■ **DATA FOR PROCESSING**
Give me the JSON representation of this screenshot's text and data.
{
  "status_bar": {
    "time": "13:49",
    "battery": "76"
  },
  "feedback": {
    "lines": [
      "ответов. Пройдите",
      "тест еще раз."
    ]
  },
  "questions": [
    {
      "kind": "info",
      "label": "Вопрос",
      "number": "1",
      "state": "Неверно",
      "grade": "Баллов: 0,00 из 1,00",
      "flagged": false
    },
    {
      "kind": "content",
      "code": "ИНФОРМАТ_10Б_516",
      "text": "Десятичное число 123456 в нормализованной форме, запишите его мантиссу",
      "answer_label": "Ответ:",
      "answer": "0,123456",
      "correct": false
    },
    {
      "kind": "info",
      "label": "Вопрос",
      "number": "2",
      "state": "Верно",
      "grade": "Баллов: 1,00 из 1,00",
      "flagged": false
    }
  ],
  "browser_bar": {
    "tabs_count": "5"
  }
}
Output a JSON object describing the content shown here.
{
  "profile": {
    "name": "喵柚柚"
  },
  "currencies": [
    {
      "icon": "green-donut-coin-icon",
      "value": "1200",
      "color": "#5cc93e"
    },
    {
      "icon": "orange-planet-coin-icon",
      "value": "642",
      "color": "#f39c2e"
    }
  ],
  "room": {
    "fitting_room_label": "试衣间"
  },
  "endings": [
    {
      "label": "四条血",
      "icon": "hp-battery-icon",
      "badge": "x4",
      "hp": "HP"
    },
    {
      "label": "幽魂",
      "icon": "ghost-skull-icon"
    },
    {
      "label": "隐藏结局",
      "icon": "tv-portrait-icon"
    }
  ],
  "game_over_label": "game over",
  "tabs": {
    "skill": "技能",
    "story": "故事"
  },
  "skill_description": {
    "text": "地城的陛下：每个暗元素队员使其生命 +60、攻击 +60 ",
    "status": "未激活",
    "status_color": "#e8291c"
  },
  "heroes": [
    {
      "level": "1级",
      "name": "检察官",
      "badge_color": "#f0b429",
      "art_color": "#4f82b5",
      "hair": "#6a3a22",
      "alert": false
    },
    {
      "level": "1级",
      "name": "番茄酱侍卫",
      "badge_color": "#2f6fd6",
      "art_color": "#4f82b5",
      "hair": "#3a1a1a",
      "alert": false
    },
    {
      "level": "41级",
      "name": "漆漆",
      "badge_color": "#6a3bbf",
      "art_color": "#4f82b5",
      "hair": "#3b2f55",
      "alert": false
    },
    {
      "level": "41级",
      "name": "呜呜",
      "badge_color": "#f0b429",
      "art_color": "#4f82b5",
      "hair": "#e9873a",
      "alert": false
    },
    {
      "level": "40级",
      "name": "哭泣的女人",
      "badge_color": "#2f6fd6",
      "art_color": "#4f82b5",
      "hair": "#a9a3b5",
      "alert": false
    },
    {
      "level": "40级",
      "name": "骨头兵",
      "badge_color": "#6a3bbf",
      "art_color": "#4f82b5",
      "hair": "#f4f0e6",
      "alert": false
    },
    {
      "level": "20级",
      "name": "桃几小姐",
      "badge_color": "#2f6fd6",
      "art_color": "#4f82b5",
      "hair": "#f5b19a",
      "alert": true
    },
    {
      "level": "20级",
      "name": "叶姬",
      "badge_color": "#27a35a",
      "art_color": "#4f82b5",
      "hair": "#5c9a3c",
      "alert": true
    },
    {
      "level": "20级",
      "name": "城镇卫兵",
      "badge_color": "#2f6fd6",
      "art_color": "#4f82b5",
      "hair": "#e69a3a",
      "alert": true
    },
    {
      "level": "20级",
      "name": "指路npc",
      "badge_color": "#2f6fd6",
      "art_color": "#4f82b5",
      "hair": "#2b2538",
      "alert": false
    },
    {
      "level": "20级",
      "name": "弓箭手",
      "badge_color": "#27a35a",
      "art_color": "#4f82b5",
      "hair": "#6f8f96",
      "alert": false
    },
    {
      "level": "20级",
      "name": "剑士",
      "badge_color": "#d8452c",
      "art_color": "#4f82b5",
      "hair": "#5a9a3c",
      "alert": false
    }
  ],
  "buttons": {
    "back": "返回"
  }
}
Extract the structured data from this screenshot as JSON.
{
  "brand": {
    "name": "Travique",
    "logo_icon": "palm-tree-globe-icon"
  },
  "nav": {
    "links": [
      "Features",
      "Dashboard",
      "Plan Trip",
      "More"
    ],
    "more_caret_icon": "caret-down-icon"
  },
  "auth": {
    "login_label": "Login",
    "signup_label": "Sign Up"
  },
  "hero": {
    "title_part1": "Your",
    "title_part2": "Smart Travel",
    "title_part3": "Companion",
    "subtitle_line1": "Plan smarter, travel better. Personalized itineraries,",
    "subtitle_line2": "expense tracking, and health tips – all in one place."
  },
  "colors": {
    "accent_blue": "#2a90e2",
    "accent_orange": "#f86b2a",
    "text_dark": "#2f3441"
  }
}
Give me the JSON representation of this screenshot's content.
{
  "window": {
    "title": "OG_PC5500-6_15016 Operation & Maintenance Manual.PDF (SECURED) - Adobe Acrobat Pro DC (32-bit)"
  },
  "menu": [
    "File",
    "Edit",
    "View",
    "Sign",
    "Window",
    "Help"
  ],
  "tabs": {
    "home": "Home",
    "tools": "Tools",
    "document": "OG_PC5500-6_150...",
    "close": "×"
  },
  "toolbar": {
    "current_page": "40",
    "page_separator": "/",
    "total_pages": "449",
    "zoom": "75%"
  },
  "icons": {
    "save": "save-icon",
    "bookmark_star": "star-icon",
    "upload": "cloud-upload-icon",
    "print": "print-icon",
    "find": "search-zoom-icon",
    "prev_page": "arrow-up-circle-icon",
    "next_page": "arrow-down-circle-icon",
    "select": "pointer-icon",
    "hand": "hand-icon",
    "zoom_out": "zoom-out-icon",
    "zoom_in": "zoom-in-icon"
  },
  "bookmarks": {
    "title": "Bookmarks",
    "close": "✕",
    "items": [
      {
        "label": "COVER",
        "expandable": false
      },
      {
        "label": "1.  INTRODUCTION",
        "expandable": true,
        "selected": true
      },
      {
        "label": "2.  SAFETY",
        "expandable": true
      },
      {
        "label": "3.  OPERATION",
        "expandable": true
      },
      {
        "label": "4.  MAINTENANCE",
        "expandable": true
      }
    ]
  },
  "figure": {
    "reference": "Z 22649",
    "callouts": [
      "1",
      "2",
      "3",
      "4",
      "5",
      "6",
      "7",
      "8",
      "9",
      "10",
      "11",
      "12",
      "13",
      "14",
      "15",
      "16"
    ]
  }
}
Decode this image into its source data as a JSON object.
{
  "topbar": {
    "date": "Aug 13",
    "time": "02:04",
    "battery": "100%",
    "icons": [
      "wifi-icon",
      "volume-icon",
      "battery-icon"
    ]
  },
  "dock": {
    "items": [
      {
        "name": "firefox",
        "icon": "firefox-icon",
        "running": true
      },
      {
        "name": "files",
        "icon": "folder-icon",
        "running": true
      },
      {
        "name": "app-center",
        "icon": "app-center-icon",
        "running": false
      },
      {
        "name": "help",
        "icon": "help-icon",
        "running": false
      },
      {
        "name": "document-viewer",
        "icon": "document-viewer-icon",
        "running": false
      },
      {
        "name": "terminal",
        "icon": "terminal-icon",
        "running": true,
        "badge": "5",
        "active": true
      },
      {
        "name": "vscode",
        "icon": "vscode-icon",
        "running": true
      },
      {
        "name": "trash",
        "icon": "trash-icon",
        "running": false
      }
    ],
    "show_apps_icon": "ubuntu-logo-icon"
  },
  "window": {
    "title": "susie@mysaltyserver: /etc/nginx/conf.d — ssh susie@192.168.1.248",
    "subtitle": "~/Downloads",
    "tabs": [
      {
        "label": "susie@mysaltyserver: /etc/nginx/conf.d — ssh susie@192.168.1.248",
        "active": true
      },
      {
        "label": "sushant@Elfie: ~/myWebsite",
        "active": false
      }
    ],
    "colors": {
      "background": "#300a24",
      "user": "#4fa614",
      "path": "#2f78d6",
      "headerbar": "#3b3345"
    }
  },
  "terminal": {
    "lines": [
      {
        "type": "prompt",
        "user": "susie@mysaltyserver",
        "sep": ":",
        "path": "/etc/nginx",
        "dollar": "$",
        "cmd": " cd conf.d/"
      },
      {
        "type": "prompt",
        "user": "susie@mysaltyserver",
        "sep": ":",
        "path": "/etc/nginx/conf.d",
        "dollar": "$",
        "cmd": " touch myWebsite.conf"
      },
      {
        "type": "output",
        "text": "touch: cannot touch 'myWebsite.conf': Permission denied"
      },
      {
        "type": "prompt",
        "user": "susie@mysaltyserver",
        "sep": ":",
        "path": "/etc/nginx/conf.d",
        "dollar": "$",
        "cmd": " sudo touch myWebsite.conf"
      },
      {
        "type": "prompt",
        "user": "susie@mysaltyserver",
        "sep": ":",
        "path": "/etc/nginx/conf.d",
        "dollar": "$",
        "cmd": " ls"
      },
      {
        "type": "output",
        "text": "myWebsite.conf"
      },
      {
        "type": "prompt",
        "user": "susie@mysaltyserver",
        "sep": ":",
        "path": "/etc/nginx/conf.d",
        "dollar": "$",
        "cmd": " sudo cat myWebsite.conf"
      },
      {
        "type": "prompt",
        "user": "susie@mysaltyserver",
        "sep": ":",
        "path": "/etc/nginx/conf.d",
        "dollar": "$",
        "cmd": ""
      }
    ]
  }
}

■ **GIVEN EXERCISE**
Report how many lines hold the string "coin", giving the number and nothing else.

■ **PROBLEM SOLUTION**
2